::: Data for the task

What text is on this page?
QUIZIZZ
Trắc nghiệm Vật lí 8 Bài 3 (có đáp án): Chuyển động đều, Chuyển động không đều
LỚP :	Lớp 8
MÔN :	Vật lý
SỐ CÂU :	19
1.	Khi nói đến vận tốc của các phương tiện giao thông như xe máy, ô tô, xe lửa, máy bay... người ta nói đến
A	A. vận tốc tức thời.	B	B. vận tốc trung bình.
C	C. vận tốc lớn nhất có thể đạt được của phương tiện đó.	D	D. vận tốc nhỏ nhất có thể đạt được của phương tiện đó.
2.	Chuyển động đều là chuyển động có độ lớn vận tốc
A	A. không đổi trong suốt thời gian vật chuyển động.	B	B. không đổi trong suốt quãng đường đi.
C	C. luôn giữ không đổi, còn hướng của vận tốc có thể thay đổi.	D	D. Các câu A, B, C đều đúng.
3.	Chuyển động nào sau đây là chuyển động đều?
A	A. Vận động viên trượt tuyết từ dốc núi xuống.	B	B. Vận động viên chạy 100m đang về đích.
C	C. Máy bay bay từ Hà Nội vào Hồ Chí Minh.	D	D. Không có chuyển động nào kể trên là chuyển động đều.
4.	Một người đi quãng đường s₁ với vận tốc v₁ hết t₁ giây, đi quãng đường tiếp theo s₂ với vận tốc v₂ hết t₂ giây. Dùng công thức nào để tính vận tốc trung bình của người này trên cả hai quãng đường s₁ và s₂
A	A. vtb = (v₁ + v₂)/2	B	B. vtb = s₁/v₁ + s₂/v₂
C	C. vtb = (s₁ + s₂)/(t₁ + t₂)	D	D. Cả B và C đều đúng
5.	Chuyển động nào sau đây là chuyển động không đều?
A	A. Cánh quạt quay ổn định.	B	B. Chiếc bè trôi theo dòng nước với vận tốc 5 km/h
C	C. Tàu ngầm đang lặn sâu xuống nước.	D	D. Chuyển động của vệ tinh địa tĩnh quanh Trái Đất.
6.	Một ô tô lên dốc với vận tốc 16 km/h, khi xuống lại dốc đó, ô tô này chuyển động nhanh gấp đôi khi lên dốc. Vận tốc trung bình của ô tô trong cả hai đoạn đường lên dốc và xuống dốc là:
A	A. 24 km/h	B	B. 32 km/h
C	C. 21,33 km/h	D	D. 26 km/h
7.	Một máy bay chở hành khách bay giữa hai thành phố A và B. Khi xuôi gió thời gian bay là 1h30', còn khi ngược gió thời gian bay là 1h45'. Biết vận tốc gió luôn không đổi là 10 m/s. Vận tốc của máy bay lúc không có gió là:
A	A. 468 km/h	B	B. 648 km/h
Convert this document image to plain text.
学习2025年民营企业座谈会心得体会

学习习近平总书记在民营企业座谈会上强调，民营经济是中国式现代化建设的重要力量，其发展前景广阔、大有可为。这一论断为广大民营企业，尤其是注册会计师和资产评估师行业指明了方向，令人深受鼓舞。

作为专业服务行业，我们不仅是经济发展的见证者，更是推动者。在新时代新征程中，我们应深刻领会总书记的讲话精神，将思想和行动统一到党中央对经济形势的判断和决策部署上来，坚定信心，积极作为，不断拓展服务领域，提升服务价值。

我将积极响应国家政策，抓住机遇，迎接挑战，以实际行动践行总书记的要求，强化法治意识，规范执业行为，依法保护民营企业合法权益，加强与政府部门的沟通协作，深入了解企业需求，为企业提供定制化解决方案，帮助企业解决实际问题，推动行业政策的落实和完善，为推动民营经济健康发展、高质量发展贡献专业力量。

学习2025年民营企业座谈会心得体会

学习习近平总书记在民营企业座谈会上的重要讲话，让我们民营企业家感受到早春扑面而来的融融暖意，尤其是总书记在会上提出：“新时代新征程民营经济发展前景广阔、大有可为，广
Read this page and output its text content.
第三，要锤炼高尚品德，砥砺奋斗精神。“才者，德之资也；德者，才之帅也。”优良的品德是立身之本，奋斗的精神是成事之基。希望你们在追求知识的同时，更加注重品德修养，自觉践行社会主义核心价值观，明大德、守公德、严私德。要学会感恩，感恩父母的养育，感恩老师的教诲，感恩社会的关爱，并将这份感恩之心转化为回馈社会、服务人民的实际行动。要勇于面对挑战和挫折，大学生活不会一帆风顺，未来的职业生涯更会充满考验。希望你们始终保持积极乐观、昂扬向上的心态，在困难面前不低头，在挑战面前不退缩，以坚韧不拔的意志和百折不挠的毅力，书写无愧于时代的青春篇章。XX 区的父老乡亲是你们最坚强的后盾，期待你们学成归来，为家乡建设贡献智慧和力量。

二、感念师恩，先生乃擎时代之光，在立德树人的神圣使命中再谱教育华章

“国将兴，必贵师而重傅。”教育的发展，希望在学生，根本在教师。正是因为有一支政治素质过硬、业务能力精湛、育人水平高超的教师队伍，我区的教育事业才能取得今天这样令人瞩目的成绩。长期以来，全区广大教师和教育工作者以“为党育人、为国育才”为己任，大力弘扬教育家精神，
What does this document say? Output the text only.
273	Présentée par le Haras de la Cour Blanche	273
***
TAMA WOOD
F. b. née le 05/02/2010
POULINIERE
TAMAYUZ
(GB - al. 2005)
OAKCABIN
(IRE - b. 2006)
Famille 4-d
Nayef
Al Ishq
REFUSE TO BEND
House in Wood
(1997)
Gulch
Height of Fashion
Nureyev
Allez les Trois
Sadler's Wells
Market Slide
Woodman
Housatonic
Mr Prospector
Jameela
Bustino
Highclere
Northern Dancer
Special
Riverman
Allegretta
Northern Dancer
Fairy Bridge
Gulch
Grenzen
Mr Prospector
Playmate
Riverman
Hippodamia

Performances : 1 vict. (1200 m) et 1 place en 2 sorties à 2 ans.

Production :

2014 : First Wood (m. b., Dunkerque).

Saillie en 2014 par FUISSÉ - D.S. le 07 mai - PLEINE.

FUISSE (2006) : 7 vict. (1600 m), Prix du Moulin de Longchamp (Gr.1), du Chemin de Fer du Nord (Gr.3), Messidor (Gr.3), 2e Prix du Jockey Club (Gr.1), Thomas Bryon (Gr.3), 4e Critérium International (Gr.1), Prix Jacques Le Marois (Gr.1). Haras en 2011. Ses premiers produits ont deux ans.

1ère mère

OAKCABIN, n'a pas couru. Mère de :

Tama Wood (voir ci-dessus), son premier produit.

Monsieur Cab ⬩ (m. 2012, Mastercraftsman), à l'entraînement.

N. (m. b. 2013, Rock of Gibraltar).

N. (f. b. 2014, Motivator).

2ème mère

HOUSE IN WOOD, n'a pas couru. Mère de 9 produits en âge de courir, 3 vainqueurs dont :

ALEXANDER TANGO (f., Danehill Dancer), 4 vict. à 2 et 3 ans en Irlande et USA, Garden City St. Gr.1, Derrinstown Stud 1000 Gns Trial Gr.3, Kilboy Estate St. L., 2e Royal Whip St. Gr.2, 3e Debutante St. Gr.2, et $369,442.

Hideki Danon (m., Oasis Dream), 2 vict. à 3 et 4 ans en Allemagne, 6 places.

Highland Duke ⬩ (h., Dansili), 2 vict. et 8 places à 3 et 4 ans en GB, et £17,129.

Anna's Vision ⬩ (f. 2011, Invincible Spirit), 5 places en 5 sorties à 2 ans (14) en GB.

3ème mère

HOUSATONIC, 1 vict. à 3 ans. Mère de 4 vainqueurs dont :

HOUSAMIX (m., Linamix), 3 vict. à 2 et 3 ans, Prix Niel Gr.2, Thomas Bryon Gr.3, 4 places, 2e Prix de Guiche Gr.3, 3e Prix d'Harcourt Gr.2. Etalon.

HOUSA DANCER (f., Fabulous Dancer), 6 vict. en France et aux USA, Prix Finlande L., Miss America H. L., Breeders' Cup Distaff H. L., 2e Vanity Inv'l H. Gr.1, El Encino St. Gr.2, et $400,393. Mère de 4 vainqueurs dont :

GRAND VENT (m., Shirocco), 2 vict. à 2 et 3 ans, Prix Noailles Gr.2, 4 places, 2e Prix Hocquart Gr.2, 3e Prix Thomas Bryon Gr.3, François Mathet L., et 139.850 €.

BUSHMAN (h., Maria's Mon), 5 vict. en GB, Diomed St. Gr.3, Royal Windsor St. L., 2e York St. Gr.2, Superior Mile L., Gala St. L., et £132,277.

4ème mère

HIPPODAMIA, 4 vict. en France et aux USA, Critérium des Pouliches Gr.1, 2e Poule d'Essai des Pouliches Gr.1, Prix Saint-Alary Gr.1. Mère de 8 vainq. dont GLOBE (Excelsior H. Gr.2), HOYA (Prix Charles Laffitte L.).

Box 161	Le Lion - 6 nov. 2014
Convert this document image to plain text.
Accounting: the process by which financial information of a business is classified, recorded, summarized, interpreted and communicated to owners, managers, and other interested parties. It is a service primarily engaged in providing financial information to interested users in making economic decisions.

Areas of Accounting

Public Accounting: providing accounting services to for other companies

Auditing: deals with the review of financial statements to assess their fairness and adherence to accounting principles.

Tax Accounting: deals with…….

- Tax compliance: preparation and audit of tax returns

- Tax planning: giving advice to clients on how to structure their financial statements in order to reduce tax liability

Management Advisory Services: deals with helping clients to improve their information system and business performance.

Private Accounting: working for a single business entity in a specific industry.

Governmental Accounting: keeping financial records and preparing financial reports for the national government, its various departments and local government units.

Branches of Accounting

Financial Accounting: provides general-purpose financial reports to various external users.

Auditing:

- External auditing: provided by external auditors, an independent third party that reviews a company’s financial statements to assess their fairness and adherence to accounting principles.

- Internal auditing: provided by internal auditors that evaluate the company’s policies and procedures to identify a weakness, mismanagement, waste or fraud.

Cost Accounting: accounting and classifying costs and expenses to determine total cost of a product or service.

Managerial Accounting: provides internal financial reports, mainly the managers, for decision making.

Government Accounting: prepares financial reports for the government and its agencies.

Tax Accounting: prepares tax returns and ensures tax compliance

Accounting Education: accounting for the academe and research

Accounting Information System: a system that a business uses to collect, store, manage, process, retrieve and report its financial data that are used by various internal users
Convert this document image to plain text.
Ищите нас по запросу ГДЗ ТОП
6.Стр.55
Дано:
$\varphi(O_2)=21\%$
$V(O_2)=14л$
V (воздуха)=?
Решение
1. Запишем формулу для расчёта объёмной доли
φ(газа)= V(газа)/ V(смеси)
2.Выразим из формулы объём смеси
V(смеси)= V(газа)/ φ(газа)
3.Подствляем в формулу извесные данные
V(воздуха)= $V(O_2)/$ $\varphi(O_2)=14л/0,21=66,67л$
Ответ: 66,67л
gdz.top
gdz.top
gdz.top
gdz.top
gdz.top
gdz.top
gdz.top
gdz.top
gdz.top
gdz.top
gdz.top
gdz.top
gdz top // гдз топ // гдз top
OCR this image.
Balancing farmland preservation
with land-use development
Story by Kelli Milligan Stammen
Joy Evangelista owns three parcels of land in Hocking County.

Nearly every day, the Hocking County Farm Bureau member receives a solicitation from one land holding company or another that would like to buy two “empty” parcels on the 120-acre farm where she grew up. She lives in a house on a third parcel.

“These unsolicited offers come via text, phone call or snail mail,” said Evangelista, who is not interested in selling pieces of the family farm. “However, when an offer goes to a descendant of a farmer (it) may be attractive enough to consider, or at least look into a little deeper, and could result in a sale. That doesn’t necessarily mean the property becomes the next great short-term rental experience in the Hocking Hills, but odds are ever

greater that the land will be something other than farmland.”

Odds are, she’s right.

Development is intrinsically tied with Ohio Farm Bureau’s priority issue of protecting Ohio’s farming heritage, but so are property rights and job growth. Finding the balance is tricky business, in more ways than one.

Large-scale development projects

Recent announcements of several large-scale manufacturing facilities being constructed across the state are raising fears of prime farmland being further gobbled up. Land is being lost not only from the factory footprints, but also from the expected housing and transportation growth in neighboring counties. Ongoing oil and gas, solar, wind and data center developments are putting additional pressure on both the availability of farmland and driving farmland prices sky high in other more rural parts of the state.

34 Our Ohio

::::::

Count each line of the data where the word "gian" appears, then reply with the total only.

Response below => 2